- Dataset excerpts:
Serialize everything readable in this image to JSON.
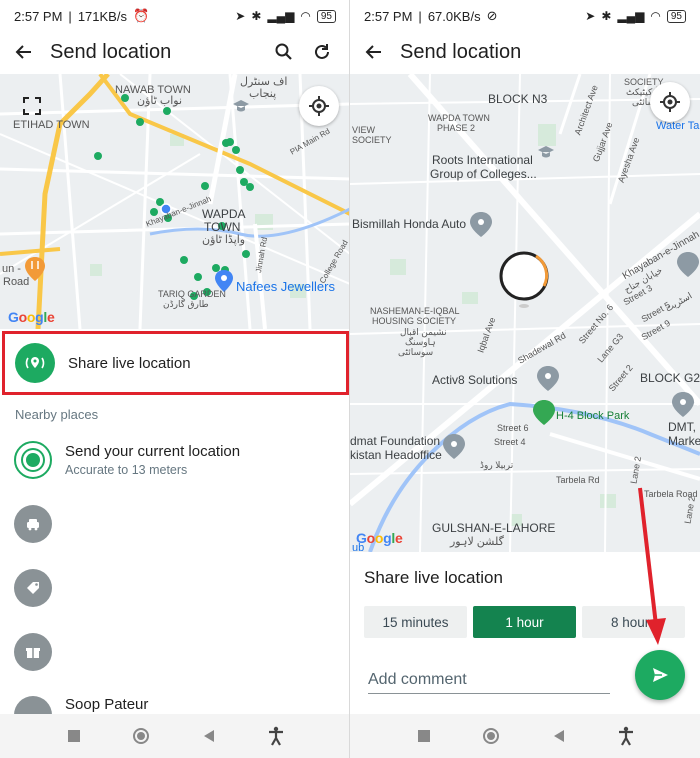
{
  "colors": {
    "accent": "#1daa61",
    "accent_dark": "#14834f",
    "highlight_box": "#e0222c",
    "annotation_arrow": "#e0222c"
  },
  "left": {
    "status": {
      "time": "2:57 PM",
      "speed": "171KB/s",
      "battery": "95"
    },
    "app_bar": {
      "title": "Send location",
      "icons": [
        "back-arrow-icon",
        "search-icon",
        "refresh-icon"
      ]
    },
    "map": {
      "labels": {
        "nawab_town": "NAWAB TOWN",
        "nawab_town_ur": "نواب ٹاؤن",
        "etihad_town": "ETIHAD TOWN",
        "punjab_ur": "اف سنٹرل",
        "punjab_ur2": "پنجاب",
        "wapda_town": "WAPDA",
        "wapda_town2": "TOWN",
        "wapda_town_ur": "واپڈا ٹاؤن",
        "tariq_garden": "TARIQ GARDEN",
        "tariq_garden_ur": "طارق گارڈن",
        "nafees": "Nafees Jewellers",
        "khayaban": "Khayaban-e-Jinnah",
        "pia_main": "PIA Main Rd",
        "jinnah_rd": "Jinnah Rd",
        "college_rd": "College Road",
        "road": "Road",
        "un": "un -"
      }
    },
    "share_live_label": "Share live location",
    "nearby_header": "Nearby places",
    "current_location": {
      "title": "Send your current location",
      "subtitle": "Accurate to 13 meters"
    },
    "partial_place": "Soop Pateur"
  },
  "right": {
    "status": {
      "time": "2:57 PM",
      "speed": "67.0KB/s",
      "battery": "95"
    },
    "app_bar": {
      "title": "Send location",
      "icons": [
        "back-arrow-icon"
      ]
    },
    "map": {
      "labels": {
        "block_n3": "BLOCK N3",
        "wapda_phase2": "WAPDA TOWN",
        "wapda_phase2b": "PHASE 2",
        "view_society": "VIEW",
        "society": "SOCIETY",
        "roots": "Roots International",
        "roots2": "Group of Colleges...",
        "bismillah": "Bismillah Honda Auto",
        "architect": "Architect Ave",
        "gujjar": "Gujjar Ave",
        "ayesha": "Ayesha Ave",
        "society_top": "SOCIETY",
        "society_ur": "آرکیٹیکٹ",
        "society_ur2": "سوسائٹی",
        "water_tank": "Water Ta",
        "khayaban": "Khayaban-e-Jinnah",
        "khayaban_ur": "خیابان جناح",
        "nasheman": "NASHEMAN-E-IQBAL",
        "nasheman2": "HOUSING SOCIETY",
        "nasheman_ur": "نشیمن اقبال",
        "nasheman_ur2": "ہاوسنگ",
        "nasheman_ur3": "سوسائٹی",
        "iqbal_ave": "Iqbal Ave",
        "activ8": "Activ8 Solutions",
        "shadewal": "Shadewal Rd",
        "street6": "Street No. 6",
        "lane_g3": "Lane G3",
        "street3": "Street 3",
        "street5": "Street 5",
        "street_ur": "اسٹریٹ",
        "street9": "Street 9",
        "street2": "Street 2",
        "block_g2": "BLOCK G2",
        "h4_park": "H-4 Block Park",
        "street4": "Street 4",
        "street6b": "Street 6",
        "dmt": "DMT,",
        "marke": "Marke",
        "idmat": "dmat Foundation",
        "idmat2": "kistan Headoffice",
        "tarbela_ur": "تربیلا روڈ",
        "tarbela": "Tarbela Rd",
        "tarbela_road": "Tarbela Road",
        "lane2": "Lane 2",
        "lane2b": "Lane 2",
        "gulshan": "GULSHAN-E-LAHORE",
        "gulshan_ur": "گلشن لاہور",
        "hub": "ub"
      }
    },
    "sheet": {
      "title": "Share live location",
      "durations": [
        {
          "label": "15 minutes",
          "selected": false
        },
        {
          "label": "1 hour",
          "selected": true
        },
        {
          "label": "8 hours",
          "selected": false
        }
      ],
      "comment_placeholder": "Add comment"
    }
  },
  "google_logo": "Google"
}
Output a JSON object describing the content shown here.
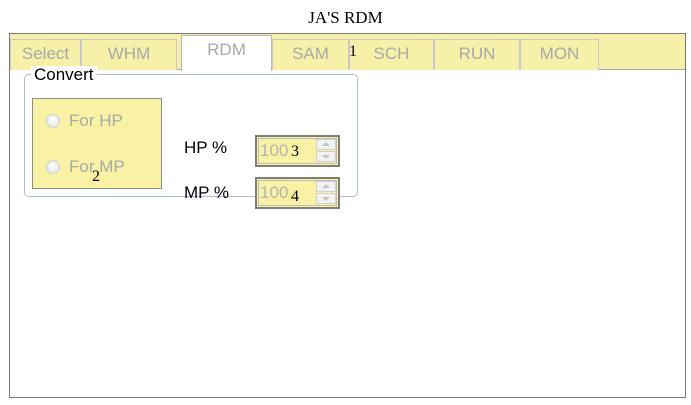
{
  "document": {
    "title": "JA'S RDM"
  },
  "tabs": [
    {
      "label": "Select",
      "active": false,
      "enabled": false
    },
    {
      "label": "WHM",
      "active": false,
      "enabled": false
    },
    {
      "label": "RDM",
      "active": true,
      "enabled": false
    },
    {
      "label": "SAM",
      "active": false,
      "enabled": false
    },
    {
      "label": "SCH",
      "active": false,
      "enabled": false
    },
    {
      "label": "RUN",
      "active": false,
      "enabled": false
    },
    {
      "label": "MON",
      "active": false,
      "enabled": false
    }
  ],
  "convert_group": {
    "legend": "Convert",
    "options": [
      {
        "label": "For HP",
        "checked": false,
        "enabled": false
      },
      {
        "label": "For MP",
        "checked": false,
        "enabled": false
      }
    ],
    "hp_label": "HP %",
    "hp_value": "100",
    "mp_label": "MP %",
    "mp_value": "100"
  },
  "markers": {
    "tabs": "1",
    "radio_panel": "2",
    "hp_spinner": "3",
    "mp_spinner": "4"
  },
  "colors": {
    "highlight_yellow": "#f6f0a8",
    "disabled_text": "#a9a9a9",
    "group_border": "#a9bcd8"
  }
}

- Work to complete: The records above need to be restated word for word, with the pictures left out.

- Problem solution:
Serialize everything readable in this image to JSON.
{
  "colors": {
    "accent": "#1daa61",
    "accent_dark": "#14834f",
    "highlight_box": "#e0222c",
    "annotation_arrow": "#e0222c"
  },
  "left": {
    "status": {
      "time": "2:57 PM",
      "speed": "171KB/s",
      "battery": "95"
    },
    "app_bar": {
      "title": "Send location",
      "icons": [
        "back-arrow-icon",
        "search-icon",
        "refresh-icon"
      ]
    },
    "map": {
      "labels": {
        "nawab_town": "NAWAB TOWN",
        "nawab_town_ur": "نواب ٹاؤن",
        "etihad_town": "ETIHAD TOWN",
        "punjab_ur": "اف سنٹرل",
        "punjab_ur2": "پنجاب",
        "wapda_town": "WAPDA",
        "wapda_town2": "TOWN",
        "wapda_town_ur": "واپڈا ٹاؤن",
        "tariq_garden": "TARIQ GARDEN",
        "tariq_garden_ur": "طارق گارڈن",
        "nafees": "Nafees Jewellers",
        "khayaban": "Khayaban-e-Jinnah",
        "pia_main": "PIA Main Rd",
        "jinnah_rd": "Jinnah Rd",
        "college_rd": "College Road",
        "road": "Road",
        "un": "un -"
      }
    },
    "share_live_label": "Share live location",
    "nearby_header": "Nearby places",
    "current_location": {
      "title": "Send your current location",
      "subtitle": "Accurate to 13 meters"
    },
    "partial_place": "Soop Pateur"
  },
  "right": {
    "status": {
      "time": "2:57 PM",
      "speed": "67.0KB/s",
      "battery": "95"
    },
    "app_bar": {
      "title": "Send location",
      "icons": [
        "back-arrow-icon"
      ]
    },
    "map": {
      "labels": {
        "block_n3": "BLOCK N3",
        "wapda_phase2": "WAPDA TOWN",
        "wapda_phase2b": "PHASE 2",
        "view_society": "VIEW",
        "society": "SOCIETY",
        "roots": "Roots International",
        "roots2": "Group of Colleges...",
        "bismillah": "Bismillah Honda Auto",
        "architect": "Architect Ave",
        "gujjar": "Gujjar Ave",
        "ayesha": "Ayesha Ave",
        "society_top": "SOCIETY",
        "society_ur": "آرکیٹیکٹ",
        "society_ur2": "سوسائٹی",
        "water_tank": "Water Ta",
        "khayaban": "Khayaban-e-Jinnah",
        "khayaban_ur": "خیابان جناح",
        "nasheman": "NASHEMAN-E-IQBAL",
        "nasheman2": "HOUSING SOCIETY",
        "nasheman_ur": "نشیمن اقبال",
        "nasheman_ur2": "ہاوسنگ",
        "nasheman_ur3": "سوسائٹی",
        "iqbal_ave": "Iqbal Ave",
        "activ8": "Activ8 Solutions",
        "shadewal": "Shadewal Rd",
        "street6": "Street No. 6",
        "lane_g3": "Lane G3",
        "street3": "Street 3",
        "street5": "Street 5",
        "street_ur": "اسٹریٹ",
        "street9": "Street 9",
        "street2": "Street 2",
        "block_g2": "BLOCK G2",
        "h4_park": "H-4 Block Park",
        "street4": "Street 4",
        "street6b": "Street 6",
        "dmt": "DMT,",
        "marke": "Marke",
        "idmat": "dmat Foundation",
        "idmat2": "kistan Headoffice",
        "tarbela_ur": "تربیلا روڈ",
        "tarbela": "Tarbela Rd",
        "tarbela_road": "Tarbela Road",
        "lane2": "Lane 2",
        "lane2b": "Lane 2",
        "gulshan": "GULSHAN-E-LAHORE",
        "gulshan_ur": "گلشن لاہور",
        "hub": "ub"
      }
    },
    "sheet": {
      "title": "Share live location",
      "durations": [
        {
          "label": "15 minutes",
          "selected": false
        },
        {
          "label": "1 hour",
          "selected": true
        },
        {
          "label": "8 hours",
          "selected": false
        }
      ],
      "comment_placeholder": "Add comment"
    }
  },
  "google_logo": "Google"
}
Output a JSON object describing the content shown here.
{
  "document": {
    "title": "JA'S RDM"
  },
  "tabs": [
    {
      "label": "Select",
      "active": false,
      "enabled": false
    },
    {
      "label": "WHM",
      "active": false,
      "enabled": false
    },
    {
      "label": "RDM",
      "active": true,
      "enabled": false
    },
    {
      "label": "SAM",
      "active": false,
      "enabled": false
    },
    {
      "label": "SCH",
      "active": false,
      "enabled": false
    },
    {
      "label": "RUN",
      "active": false,
      "enabled": false
    },
    {
      "label": "MON",
      "active": false,
      "enabled": false
    }
  ],
  "convert_group": {
    "legend": "Convert",
    "options": [
      {
        "label": "For HP",
        "checked": false,
        "enabled": false
      },
      {
        "label": "For MP",
        "checked": false,
        "enabled": false
      }
    ],
    "hp_label": "HP %",
    "hp_value": "100",
    "mp_label": "MP %",
    "mp_value": "100"
  },
  "markers": {
    "tabs": "1",
    "radio_panel": "2",
    "hp_spinner": "3",
    "mp_spinner": "4"
  },
  "colors": {
    "highlight_yellow": "#f6f0a8",
    "disabled_text": "#a9a9a9",
    "group_border": "#a9bcd8"
  }
}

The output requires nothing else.